Task description: Print the entries below in their entirety, exactly as they are written.

** START OF Dataset records **

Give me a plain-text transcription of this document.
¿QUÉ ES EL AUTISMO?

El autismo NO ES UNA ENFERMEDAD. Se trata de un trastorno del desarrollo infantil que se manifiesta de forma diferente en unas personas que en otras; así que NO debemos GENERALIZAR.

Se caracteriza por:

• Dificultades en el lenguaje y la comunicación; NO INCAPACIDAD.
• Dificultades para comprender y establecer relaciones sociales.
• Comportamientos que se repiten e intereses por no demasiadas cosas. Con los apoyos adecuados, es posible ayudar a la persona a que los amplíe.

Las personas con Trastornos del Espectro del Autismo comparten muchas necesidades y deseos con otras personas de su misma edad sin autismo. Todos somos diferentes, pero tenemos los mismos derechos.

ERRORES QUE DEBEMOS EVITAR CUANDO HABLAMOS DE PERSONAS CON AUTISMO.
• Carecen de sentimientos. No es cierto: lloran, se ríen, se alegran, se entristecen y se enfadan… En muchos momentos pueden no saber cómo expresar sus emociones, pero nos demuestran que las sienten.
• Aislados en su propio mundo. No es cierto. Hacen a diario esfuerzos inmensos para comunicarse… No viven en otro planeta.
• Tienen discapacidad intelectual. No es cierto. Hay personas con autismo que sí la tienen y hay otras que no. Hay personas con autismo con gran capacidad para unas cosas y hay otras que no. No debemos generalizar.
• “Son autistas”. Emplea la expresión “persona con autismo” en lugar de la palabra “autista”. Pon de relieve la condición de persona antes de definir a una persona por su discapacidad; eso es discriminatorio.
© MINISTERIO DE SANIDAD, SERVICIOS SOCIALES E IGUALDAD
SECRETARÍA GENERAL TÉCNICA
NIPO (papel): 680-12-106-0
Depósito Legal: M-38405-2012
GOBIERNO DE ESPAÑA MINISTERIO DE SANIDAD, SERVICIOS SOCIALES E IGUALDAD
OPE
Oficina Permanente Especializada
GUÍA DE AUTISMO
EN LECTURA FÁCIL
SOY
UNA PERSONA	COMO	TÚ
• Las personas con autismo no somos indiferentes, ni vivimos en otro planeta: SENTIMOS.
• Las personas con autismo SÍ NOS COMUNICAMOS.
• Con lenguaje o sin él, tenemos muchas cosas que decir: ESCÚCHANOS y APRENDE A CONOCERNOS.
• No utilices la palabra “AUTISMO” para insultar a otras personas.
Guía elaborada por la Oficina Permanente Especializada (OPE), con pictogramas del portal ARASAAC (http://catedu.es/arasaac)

** END OF Dataset records **

Full output:
Give me a plain-text transcription of this document.
¿QUÉ ES EL AUTISMO?

El autismo NO ES UNA ENFERMEDAD. Se trata de un trastorno del desarrollo infantil que se manifiesta de forma diferente en unas personas que en otras; así que NO debemos GENERALIZAR.

Se caracteriza por:

• Dificultades en el lenguaje y la comunicación; NO INCAPACIDAD.
• Dificultades para comprender y establecer relaciones sociales.
• Comportamientos que se repiten e intereses por no demasiadas cosas. Con los apoyos adecuados, es posible ayudar a la persona a que los amplíe.

Las personas con Trastornos del Espectro del Autismo comparten muchas necesidades y deseos con otras personas de su misma edad sin autismo. Todos somos diferentes, pero tenemos los mismos derechos.

ERRORES QUE DEBEMOS EVITAR CUANDO HABLAMOS DE PERSONAS CON AUTISMO.
• Carecen de sentimientos. No es cierto: lloran, se ríen, se alegran, se entristecen y se enfadan… En muchos momentos pueden no saber cómo expresar sus emociones, pero nos demuestran que las sienten.
• Aislados en su propio mundo. No es cierto. Hacen a diario esfuerzos inmensos para comunicarse… No viven en otro planeta.
• Tienen discapacidad intelectual. No es cierto. Hay personas con autismo que sí la tienen y hay otras que no. Hay personas con autismo con gran capacidad para unas cosas y hay otras que no. No debemos generalizar.
• “Son autistas”. Emplea la expresión “persona con autismo” en lugar de la palabra “autista”. Pon de relieve la condición de persona antes de definir a una persona por su discapacidad; eso es discriminatorio.
© MINISTERIO DE SANIDAD, SERVICIOS SOCIALES E IGUALDAD
SECRETARÍA GENERAL TÉCNICA
NIPO (papel): 680-12-106-0
Depósito Legal: M-38405-2012
GOBIERNO DE ESPAÑA MINISTERIO DE SANIDAD, SERVICIOS SOCIALES E IGUALDAD
OPE
Oficina Permanente Especializada
GUÍA DE AUTISMO
EN LECTURA FÁCIL
SOY
UNA PERSONA	COMO	TÚ
• Las personas con autismo no somos indiferentes, ni vivimos en otro planeta: SENTIMOS.
• Las personas con autismo SÍ NOS COMUNICAMOS.
• Con lenguaje o sin él, tenemos muchas cosas que decir: ESCÚCHANOS y APRENDE A CONOCERNOS.
• No utilices la palabra “AUTISMO” para insultar a otras personas.
Guía elaborada por la Oficina Permanente Especializada (OPE), con pictogramas del portal ARASAAC (http://catedu.es/arasaac)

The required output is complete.